**Goal**. Print each line exactly as it is given.

^^^^

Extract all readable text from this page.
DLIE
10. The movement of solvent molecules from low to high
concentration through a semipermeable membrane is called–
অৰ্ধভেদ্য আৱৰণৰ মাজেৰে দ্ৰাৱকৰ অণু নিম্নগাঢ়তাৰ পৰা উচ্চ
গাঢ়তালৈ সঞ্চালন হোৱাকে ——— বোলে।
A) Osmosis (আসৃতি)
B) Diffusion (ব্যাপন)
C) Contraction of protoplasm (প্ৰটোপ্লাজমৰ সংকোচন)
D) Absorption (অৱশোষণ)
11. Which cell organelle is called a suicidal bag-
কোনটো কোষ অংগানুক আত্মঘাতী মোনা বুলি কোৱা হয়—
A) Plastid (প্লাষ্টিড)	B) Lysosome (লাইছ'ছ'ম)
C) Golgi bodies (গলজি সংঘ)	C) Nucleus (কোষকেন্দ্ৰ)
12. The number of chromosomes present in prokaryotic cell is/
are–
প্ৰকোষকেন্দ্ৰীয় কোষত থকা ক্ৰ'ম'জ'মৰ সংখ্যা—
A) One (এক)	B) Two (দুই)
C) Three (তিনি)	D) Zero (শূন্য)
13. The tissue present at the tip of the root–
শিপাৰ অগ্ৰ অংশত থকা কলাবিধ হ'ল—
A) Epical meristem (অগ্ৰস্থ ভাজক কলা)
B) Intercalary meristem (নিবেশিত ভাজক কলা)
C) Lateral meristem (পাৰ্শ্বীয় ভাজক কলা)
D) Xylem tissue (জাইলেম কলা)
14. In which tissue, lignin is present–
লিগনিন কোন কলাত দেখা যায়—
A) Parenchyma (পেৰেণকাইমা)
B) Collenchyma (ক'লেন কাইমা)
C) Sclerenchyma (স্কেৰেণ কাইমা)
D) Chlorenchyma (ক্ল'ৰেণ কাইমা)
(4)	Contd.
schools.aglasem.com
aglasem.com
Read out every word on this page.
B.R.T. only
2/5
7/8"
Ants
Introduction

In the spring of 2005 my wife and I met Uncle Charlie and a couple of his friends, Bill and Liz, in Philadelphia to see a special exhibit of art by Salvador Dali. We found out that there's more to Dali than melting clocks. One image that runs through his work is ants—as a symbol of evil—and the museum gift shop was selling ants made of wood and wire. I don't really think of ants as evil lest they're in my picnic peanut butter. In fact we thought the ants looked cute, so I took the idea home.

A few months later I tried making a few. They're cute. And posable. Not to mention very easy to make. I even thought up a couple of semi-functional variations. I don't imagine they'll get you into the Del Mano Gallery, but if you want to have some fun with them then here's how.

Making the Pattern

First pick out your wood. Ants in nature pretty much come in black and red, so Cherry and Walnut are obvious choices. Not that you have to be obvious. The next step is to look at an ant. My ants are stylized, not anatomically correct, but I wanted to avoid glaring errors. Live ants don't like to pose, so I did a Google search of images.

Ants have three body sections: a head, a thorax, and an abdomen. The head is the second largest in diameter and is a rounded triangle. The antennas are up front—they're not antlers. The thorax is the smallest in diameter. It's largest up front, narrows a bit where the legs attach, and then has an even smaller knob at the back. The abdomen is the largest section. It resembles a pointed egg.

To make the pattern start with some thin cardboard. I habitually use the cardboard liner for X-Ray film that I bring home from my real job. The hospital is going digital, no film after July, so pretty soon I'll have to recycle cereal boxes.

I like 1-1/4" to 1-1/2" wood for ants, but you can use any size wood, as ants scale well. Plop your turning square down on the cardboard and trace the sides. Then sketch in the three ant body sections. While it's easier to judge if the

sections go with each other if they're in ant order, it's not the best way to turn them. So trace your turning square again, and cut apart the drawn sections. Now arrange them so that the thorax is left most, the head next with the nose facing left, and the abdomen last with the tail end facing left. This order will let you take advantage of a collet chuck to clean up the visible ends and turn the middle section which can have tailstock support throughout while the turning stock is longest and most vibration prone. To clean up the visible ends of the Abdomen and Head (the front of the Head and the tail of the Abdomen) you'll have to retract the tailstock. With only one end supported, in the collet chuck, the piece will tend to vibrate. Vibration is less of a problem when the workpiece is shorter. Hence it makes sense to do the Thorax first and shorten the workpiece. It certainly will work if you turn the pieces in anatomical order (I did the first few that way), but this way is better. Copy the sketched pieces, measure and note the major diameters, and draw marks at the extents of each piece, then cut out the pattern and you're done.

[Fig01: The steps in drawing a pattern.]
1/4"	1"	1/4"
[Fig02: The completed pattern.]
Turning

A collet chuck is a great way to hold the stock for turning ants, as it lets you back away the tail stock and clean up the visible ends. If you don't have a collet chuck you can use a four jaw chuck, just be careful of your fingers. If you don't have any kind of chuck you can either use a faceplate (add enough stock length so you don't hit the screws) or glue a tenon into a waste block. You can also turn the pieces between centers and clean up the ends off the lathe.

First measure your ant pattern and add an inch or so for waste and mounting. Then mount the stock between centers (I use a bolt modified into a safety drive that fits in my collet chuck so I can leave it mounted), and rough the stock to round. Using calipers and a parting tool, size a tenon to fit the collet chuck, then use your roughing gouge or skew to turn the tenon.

^^^^

**Output for this task**.
Extract all readable text from this page.
DLIE
10. The movement of solvent molecules from low to high
concentration through a semipermeable membrane is called–
অৰ্ধভেদ্য আৱৰণৰ মাজেৰে দ্ৰাৱকৰ অণু নিম্নগাঢ়তাৰ পৰা উচ্চ
গাঢ়তালৈ সঞ্চালন হোৱাকে ——— বোলে।
A) Osmosis (আসৃতি)
B) Diffusion (ব্যাপন)
C) Contraction of protoplasm (প্ৰটোপ্লাজমৰ সংকোচন)
D) Absorption (অৱশোষণ)
11. Which cell organelle is called a suicidal bag-
কোনটো কোষ অংগানুক আত্মঘাতী মোনা বুলি কোৱা হয়—
A) Plastid (প্লাষ্টিড)	B) Lysosome (লাইছ'ছ'ম)
C) Golgi bodies (গলজি সংঘ)	C) Nucleus (কোষকেন্দ্ৰ)
12. The number of chromosomes present in prokaryotic cell is/
are–
প্ৰকোষকেন্দ্ৰীয় কোষত থকা ক্ৰ'ম'জ'মৰ সংখ্যা—
A) One (এক)	B) Two (দুই)
C) Three (তিনি)	D) Zero (শূন্য)
13. The tissue present at the tip of the root–
শিপাৰ অগ্ৰ অংশত থকা কলাবিধ হ'ল—
A) Epical meristem (অগ্ৰস্থ ভাজক কলা)
B) Intercalary meristem (নিবেশিত ভাজক কলা)
C) Lateral meristem (পাৰ্শ্বীয় ভাজক কলা)
D) Xylem tissue (জাইলেম কলা)
14. In which tissue, lignin is present–
লিগনিন কোন কলাত দেখা যায়—
A) Parenchyma (পেৰেণকাইমা)
B) Collenchyma (ক'লেন কাইমা)
C) Sclerenchyma (স্কেৰেণ কাইমা)
D) Chlorenchyma (ক্ল'ৰেণ কাইমা)
(4)	Contd.
schools.aglasem.com
aglasem.com
Read out every word on this page.
B.R.T. only
2/5
7/8"
Ants
Introduction

In the spring of 2005 my wife and I met Uncle Charlie and a couple of his friends, Bill and Liz, in Philadelphia to see a special exhibit of art by Salvador Dali. We found out that there's more to Dali than melting clocks. One image that runs through his work is ants—as a symbol of evil—and the museum gift shop was selling ants made of wood and wire. I don't really think of ants as evil lest they're in my picnic peanut butter. In fact we thought the ants looked cute, so I took the idea home.

A few months later I tried making a few. They're cute. And posable. Not to mention very easy to make. I even thought up a couple of semi-functional variations. I don't imagine they'll get you into the Del Mano Gallery, but if you want to have some fun with them then here's how.

Making the Pattern

First pick out your wood. Ants in nature pretty much come in black and red, so Cherry and Walnut are obvious choices. Not that you have to be obvious. The next step is to look at an ant. My ants are stylized, not anatomically correct, but I wanted to avoid glaring errors. Live ants don't like to pose, so I did a Google search of images.

Ants have three body sections: a head, a thorax, and an abdomen. The head is the second largest in diameter and is a rounded triangle. The antennas are up front—they're not antlers. The thorax is the smallest in diameter. It's largest up front, narrows a bit where the legs attach, and then has an even smaller knob at the back. The abdomen is the largest section. It resembles a pointed egg.

To make the pattern start with some thin cardboard. I habitually use the cardboard liner for X-Ray film that I bring home from my real job. The hospital is going digital, no film after July, so pretty soon I'll have to recycle cereal boxes.

I like 1-1/4" to 1-1/2" wood for ants, but you can use any size wood, as ants scale well. Plop your turning square down on the cardboard and trace the sides. Then sketch in the three ant body sections. While it's easier to judge if the

sections go with each other if they're in ant order, it's not the best way to turn them. So trace your turning square again, and cut apart the drawn sections. Now arrange them so that the thorax is left most, the head next with the nose facing left, and the abdomen last with the tail end facing left. This order will let you take advantage of a collet chuck to clean up the visible ends and turn the middle section which can have tailstock support throughout while the turning stock is longest and most vibration prone. To clean up the visible ends of the Abdomen and Head (the front of the Head and the tail of the Abdomen) you'll have to retract the tailstock. With only one end supported, in the collet chuck, the piece will tend to vibrate. Vibration is less of a problem when the workpiece is shorter. Hence it makes sense to do the Thorax first and shorten the workpiece. It certainly will work if you turn the pieces in anatomical order (I did the first few that way), but this way is better. Copy the sketched pieces, measure and note the major diameters, and draw marks at the extents of each piece, then cut out the pattern and you're done.

[Fig01: The steps in drawing a pattern.]
1/4"	1"	1/4"
[Fig02: The completed pattern.]
Turning

A collet chuck is a great way to hold the stock for turning ants, as it lets you back away the tail stock and clean up the visible ends. If you don't have a collet chuck you can use a four jaw chuck, just be careful of your fingers. If you don't have any kind of chuck you can either use a faceplate (add enough stock length so you don't hit the screws) or glue a tenon into a waste block. You can also turn the pieces between centers and clean up the ends off the lathe.

First measure your ant pattern and add an inch or so for waste and mounting. Then mount the stock between centers (I use a bolt modified into a safety drive that fits in my collet chuck so I can leave it mounted), and rough the stock to round. Using calipers and a parting tool, size a tenon to fit the collet chuck, then use your roughing gouge or skew to turn the tenon.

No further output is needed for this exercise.